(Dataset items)
━━━━━━━━━━━━━━━━

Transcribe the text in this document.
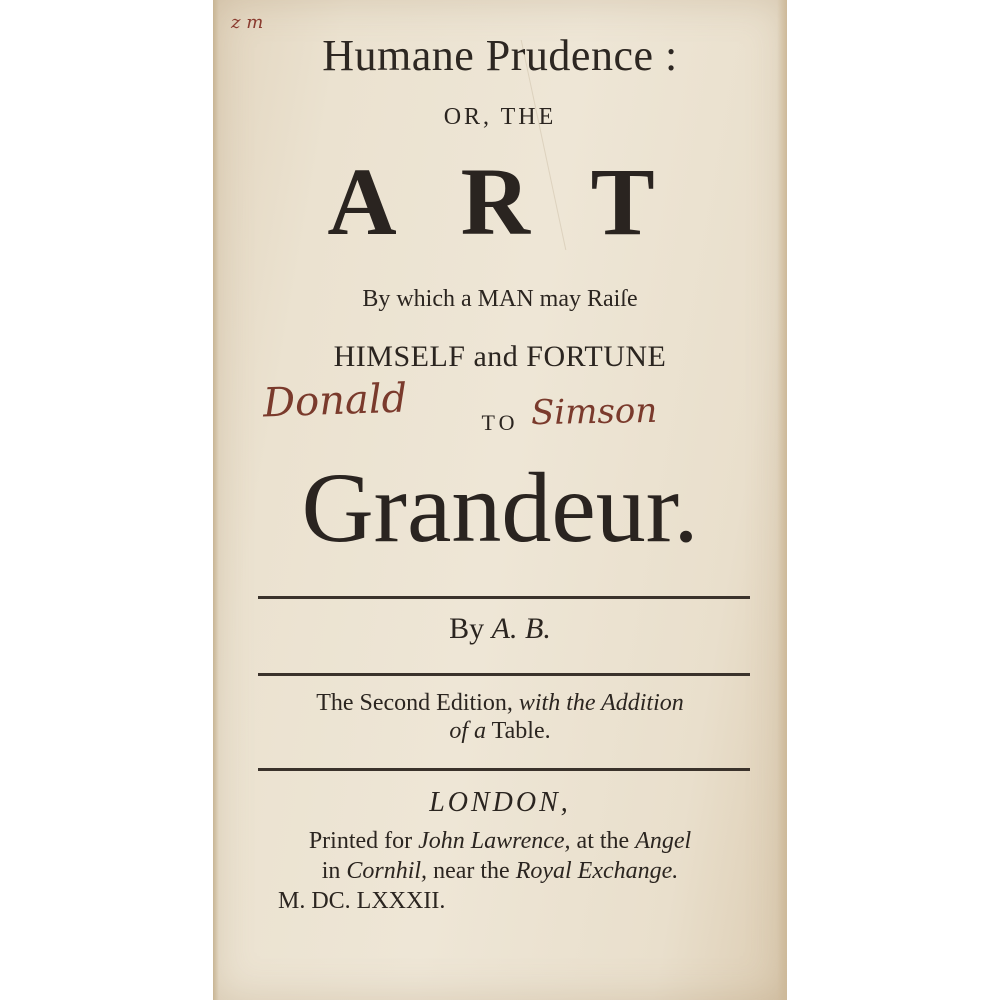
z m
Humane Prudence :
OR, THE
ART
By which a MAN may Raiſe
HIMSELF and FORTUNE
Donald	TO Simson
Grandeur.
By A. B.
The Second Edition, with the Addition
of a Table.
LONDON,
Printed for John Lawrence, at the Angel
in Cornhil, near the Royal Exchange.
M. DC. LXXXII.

━━━━━━━━━━━━━━━━

→ TASK TO CARRY OUT
Copy the material shown above in full and exactly. Skip the pictures.

→ ANSWER TO THE PROBLEM
Transcribe the text in this document.
z m
Humane Prudence :
OR, THE
ART
By which a MAN may Raiſe
HIMSELF and FORTUNE
Donald	TO Simson
Grandeur.
By A. B.
The Second Edition, with the Addition
of a Table.
LONDON,
Printed for John Lawrence, at the Angel
in Cornhil, near the Royal Exchange.
M. DC. LXXXII.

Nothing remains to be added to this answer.